Restate the complete material exactly.

-----

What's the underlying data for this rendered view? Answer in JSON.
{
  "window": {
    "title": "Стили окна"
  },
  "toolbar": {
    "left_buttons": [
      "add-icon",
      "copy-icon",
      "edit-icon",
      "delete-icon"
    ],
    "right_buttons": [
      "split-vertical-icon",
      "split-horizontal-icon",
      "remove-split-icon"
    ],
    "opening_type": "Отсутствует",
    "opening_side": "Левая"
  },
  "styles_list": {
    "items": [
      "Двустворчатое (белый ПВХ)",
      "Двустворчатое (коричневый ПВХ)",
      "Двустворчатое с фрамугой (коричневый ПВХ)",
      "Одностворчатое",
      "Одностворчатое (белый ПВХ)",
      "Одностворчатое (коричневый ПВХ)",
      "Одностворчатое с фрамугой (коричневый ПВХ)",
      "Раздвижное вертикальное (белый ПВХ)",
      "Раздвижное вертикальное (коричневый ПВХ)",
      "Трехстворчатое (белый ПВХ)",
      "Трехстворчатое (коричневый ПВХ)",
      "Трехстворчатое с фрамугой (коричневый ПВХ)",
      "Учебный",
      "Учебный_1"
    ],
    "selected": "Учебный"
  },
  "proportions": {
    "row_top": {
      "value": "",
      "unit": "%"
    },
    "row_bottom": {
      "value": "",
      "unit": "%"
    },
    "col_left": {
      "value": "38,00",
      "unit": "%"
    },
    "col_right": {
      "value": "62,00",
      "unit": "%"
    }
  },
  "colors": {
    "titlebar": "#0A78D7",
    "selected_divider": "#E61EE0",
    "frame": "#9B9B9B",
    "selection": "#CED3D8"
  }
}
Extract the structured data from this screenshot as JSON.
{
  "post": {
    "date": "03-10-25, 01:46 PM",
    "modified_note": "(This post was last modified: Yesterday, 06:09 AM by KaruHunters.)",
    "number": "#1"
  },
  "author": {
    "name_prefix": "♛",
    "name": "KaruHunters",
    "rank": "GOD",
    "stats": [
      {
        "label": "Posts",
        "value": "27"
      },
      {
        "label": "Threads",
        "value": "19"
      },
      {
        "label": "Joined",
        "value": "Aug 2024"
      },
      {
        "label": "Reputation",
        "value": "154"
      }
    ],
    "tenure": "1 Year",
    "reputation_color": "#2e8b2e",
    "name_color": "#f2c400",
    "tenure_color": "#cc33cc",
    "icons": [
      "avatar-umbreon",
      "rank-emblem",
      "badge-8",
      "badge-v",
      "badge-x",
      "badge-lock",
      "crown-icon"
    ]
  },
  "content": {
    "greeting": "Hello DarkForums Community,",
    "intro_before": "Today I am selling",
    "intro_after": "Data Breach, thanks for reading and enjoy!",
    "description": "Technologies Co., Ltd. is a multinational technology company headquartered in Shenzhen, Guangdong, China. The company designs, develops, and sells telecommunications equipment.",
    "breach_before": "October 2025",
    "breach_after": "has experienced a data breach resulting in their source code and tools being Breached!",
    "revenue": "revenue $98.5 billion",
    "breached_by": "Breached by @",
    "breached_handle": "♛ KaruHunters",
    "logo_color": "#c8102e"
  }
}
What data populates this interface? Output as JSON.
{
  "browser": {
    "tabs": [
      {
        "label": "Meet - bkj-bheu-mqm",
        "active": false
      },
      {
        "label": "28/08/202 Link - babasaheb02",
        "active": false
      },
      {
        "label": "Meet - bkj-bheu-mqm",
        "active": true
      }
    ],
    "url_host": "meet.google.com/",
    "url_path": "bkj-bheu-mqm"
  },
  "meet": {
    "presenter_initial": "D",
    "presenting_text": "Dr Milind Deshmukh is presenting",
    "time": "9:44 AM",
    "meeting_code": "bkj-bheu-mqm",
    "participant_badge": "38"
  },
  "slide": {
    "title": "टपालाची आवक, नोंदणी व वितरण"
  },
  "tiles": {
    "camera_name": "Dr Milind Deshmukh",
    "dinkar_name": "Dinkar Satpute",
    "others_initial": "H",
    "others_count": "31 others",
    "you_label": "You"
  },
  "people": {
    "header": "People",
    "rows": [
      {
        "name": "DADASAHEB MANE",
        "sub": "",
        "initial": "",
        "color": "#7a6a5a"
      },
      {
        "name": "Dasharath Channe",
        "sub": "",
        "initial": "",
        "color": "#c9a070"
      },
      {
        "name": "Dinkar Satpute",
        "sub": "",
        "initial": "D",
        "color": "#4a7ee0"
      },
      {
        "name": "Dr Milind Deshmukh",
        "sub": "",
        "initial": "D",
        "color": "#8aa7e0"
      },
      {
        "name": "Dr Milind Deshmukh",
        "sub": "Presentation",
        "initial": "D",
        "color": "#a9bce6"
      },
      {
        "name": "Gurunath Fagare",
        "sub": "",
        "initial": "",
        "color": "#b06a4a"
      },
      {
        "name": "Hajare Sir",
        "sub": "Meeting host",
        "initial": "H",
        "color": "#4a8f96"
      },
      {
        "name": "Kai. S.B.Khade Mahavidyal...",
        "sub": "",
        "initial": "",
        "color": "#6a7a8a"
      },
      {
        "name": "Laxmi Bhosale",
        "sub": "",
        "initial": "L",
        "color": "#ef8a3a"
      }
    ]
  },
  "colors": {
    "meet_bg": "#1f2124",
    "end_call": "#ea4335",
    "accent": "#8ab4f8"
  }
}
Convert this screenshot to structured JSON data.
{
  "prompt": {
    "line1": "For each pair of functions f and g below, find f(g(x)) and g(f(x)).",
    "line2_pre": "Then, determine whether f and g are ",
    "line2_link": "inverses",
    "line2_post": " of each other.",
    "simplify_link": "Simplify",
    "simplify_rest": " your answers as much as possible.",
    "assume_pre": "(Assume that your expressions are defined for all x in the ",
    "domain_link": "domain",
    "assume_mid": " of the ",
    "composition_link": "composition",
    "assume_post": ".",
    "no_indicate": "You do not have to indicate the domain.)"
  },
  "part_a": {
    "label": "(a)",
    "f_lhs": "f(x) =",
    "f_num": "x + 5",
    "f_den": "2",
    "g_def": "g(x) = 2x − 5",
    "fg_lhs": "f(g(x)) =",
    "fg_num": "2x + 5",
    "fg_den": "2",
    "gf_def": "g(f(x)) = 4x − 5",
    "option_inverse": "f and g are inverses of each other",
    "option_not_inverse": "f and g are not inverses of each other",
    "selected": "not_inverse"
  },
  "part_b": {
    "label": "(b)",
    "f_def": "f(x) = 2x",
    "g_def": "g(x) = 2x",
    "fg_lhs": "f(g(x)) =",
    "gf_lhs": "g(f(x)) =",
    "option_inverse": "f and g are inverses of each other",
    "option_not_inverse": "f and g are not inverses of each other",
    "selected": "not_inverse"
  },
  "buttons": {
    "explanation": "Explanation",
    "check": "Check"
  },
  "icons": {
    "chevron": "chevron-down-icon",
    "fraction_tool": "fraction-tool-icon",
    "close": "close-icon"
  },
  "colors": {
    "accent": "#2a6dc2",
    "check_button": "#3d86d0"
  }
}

-----

## Answer in full
What's the underlying data for this rendered view? Answer in JSON.
{
  "window": {
    "title": "Стили окна"
  },
  "toolbar": {
    "left_buttons": [
      "add-icon",
      "copy-icon",
      "edit-icon",
      "delete-icon"
    ],
    "right_buttons": [
      "split-vertical-icon",
      "split-horizontal-icon",
      "remove-split-icon"
    ],
    "opening_type": "Отсутствует",
    "opening_side": "Левая"
  },
  "styles_list": {
    "items": [
      "Двустворчатое (белый ПВХ)",
      "Двустворчатое (коричневый ПВХ)",
      "Двустворчатое с фрамугой (коричневый ПВХ)",
      "Одностворчатое",
      "Одностворчатое (белый ПВХ)",
      "Одностворчатое (коричневый ПВХ)",
      "Одностворчатое с фрамугой (коричневый ПВХ)",
      "Раздвижное вертикальное (белый ПВХ)",
      "Раздвижное вертикальное (коричневый ПВХ)",
      "Трехстворчатое (белый ПВХ)",
      "Трехстворчатое (коричневый ПВХ)",
      "Трехстворчатое с фрамугой (коричневый ПВХ)",
      "Учебный",
      "Учебный_1"
    ],
    "selected": "Учебный"
  },
  "proportions": {
    "row_top": {
      "value": "",
      "unit": "%"
    },
    "row_bottom": {
      "value": "",
      "unit": "%"
    },
    "col_left": {
      "value": "38,00",
      "unit": "%"
    },
    "col_right": {
      "value": "62,00",
      "unit": "%"
    }
  },
  "colors": {
    "titlebar": "#0A78D7",
    "selected_divider": "#E61EE0",
    "frame": "#9B9B9B",
    "selection": "#CED3D8"
  }
}
Extract the structured data from this screenshot as JSON.
{
  "post": {
    "date": "03-10-25, 01:46 PM",
    "modified_note": "(This post was last modified: Yesterday, 06:09 AM by KaruHunters.)",
    "number": "#1"
  },
  "author": {
    "name_prefix": "♛",
    "name": "KaruHunters",
    "rank": "GOD",
    "stats": [
      {
        "label": "Posts",
        "value": "27"
      },
      {
        "label": "Threads",
        "value": "19"
      },
      {
        "label": "Joined",
        "value": "Aug 2024"
      },
      {
        "label": "Reputation",
        "value": "154"
      }
    ],
    "tenure": "1 Year",
    "reputation_color": "#2e8b2e",
    "name_color": "#f2c400",
    "tenure_color": "#cc33cc",
    "icons": [
      "avatar-umbreon",
      "rank-emblem",
      "badge-8",
      "badge-v",
      "badge-x",
      "badge-lock",
      "crown-icon"
    ]
  },
  "content": {
    "greeting": "Hello DarkForums Community,",
    "intro_before": "Today I am selling",
    "intro_after": "Data Breach, thanks for reading and enjoy!",
    "description": "Technologies Co., Ltd. is a multinational technology company headquartered in Shenzhen, Guangdong, China. The company designs, develops, and sells telecommunications equipment.",
    "breach_before": "October 2025",
    "breach_after": "has experienced a data breach resulting in their source code and tools being Breached!",
    "revenue": "revenue $98.5 billion",
    "breached_by": "Breached by @",
    "breached_handle": "♛ KaruHunters",
    "logo_color": "#c8102e"
  }
}
What data populates this interface? Output as JSON.
{
  "browser": {
    "tabs": [
      {
        "label": "Meet - bkj-bheu-mqm",
        "active": false
      },
      {
        "label": "28/08/202 Link - babasaheb02",
        "active": false
      },
      {
        "label": "Meet - bkj-bheu-mqm",
        "active": true
      }
    ],
    "url_host": "meet.google.com/",
    "url_path": "bkj-bheu-mqm"
  },
  "meet": {
    "presenter_initial": "D",
    "presenting_text": "Dr Milind Deshmukh is presenting",
    "time": "9:44 AM",
    "meeting_code": "bkj-bheu-mqm",
    "participant_badge": "38"
  },
  "slide": {
    "title": "टपालाची आवक, नोंदणी व वितरण"
  },
  "tiles": {
    "camera_name": "Dr Milind Deshmukh",
    "dinkar_name": "Dinkar Satpute",
    "others_initial": "H",
    "others_count": "31 others",
    "you_label": "You"
  },
  "people": {
    "header": "People",
    "rows": [
      {
        "name": "DADASAHEB MANE",
        "sub": "",
        "initial": "",
        "color": "#7a6a5a"
      },
      {
        "name": "Dasharath Channe",
        "sub": "",
        "initial": "",
        "color": "#c9a070"
      },
      {
        "name": "Dinkar Satpute",
        "sub": "",
        "initial": "D",
        "color": "#4a7ee0"
      },
      {
        "name": "Dr Milind Deshmukh",
        "sub": "",
        "initial": "D",
        "color": "#8aa7e0"
      },
      {
        "name": "Dr Milind Deshmukh",
        "sub": "Presentation",
        "initial": "D",
        "color": "#a9bce6"
      },
      {
        "name": "Gurunath Fagare",
        "sub": "",
        "initial": "",
        "color": "#b06a4a"
      },
      {
        "name": "Hajare Sir",
        "sub": "Meeting host",
        "initial": "H",
        "color": "#4a8f96"
      },
      {
        "name": "Kai. S.B.Khade Mahavidyal...",
        "sub": "",
        "initial": "",
        "color": "#6a7a8a"
      },
      {
        "name": "Laxmi Bhosale",
        "sub": "",
        "initial": "L",
        "color": "#ef8a3a"
      }
    ]
  },
  "colors": {
    "meet_bg": "#1f2124",
    "end_call": "#ea4335",
    "accent": "#8ab4f8"
  }
}
Convert this screenshot to structured JSON data.
{
  "prompt": {
    "line1": "For each pair of functions f and g below, find f(g(x)) and g(f(x)).",
    "line2_pre": "Then, determine whether f and g are ",
    "line2_link": "inverses",
    "line2_post": " of each other.",
    "simplify_link": "Simplify",
    "simplify_rest": " your answers as much as possible.",
    "assume_pre": "(Assume that your expressions are defined for all x in the ",
    "domain_link": "domain",
    "assume_mid": " of the ",
    "composition_link": "composition",
    "assume_post": ".",
    "no_indicate": "You do not have to indicate the domain.)"
  },
  "part_a": {
    "label": "(a)",
    "f_lhs": "f(x) =",
    "f_num": "x + 5",
    "f_den": "2",
    "g_def": "g(x) = 2x − 5",
    "fg_lhs": "f(g(x)) =",
    "fg_num": "2x + 5",
    "fg_den": "2",
    "gf_def": "g(f(x)) = 4x − 5",
    "option_inverse": "f and g are inverses of each other",
    "option_not_inverse": "f and g are not inverses of each other",
    "selected": "not_inverse"
  },
  "part_b": {
    "label": "(b)",
    "f_def": "f(x) = 2x",
    "g_def": "g(x) = 2x",
    "fg_lhs": "f(g(x)) =",
    "gf_lhs": "g(f(x)) =",
    "option_inverse": "f and g are inverses of each other",
    "option_not_inverse": "f and g are not inverses of each other",
    "selected": "not_inverse"
  },
  "buttons": {
    "explanation": "Explanation",
    "check": "Check"
  },
  "icons": {
    "chevron": "chevron-down-icon",
    "fraction_tool": "fraction-tool-icon",
    "close": "close-icon"
  },
  "colors": {
    "accent": "#2a6dc2",
    "check_button": "#3d86d0"
  }
}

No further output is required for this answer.